══ Material

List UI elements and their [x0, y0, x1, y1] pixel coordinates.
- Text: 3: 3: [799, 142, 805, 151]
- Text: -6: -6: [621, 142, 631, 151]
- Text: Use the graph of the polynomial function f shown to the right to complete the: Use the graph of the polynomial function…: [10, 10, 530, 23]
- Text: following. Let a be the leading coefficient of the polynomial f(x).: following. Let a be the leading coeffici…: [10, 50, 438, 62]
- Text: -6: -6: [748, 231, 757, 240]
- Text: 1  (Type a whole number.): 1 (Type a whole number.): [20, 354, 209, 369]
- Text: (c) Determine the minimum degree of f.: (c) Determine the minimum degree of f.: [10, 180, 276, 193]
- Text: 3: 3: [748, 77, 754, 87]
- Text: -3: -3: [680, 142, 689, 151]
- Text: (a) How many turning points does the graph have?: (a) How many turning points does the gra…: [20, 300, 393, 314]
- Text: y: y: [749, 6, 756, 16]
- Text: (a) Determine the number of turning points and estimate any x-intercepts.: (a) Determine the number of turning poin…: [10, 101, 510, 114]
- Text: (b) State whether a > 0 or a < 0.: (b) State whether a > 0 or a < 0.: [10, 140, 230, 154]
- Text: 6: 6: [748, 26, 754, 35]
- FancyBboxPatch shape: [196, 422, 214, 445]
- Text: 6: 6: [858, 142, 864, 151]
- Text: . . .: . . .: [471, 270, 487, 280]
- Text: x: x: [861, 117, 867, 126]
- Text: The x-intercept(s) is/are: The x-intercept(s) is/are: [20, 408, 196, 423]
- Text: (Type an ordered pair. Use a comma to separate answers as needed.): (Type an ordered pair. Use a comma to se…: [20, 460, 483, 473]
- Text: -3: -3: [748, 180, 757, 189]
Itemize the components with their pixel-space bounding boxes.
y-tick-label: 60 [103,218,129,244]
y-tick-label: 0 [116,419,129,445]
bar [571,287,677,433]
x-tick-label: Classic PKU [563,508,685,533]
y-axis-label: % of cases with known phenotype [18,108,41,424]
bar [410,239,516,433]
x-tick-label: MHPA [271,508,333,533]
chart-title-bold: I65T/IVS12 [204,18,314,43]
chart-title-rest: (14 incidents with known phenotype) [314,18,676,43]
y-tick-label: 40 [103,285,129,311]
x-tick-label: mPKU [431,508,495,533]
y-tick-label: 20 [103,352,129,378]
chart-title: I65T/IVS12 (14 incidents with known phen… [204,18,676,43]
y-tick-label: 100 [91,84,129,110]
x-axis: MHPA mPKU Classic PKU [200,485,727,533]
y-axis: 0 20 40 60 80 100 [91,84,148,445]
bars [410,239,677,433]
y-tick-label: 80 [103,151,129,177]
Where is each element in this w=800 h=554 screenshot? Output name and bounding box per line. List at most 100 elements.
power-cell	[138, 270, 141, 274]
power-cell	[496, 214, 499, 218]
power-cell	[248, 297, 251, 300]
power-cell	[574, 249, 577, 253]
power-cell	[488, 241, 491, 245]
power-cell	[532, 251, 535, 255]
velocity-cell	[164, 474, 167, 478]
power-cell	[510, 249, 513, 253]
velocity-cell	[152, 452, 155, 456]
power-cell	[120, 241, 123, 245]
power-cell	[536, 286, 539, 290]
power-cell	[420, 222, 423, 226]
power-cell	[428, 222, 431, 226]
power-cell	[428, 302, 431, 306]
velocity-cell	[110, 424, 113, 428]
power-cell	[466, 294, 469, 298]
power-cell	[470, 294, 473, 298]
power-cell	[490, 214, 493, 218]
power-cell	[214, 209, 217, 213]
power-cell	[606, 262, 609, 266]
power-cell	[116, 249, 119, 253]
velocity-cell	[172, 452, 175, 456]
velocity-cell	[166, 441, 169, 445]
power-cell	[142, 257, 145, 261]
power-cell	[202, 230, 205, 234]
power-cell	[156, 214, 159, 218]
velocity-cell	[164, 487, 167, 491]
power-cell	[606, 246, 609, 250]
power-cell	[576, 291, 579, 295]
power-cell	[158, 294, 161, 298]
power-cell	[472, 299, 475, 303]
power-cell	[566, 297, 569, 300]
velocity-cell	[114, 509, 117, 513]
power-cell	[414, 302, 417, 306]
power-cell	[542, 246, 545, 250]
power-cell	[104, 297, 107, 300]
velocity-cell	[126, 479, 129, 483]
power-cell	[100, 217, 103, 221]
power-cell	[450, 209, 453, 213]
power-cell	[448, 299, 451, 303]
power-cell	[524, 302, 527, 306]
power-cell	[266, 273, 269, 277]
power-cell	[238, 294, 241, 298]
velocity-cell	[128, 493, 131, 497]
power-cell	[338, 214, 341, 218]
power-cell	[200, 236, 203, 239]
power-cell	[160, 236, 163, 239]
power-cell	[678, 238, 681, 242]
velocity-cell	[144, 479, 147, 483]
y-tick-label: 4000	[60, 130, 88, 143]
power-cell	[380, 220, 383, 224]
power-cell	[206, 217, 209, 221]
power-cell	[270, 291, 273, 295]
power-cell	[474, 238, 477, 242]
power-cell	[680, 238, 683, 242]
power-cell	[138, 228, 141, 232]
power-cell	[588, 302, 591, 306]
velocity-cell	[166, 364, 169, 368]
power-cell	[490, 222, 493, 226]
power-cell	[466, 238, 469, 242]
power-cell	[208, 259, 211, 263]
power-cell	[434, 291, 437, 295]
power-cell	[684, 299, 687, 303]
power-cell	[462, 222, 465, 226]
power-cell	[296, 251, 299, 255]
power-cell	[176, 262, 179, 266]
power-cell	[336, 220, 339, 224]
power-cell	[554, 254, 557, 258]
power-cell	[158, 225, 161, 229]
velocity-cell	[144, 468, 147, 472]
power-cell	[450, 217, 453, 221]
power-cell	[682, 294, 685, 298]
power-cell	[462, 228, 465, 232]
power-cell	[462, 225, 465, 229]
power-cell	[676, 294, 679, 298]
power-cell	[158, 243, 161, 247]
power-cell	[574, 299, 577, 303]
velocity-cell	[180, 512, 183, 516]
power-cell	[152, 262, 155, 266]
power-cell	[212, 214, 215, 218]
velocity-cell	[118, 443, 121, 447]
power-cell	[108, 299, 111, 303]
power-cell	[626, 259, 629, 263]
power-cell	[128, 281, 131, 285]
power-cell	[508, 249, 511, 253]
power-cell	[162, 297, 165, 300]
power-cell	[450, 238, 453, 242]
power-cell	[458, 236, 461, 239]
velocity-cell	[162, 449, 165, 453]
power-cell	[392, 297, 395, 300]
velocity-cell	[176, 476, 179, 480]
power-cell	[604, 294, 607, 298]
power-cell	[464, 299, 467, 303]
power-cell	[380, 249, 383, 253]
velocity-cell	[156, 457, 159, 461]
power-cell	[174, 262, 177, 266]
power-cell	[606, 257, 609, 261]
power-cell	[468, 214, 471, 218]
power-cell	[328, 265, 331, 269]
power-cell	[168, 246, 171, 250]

════

> _Given problem_: Return every line in the items above that contains the word "known".

> _Complete output_:
y-axis-label: % of cases with known phenotype [18,108,41,424]
chart-title-rest: (14 incidents with known phenotype) [314,18,676,43]
chart-title: I65T/IVS12 (14 incidents with known phen… [204,18,676,43]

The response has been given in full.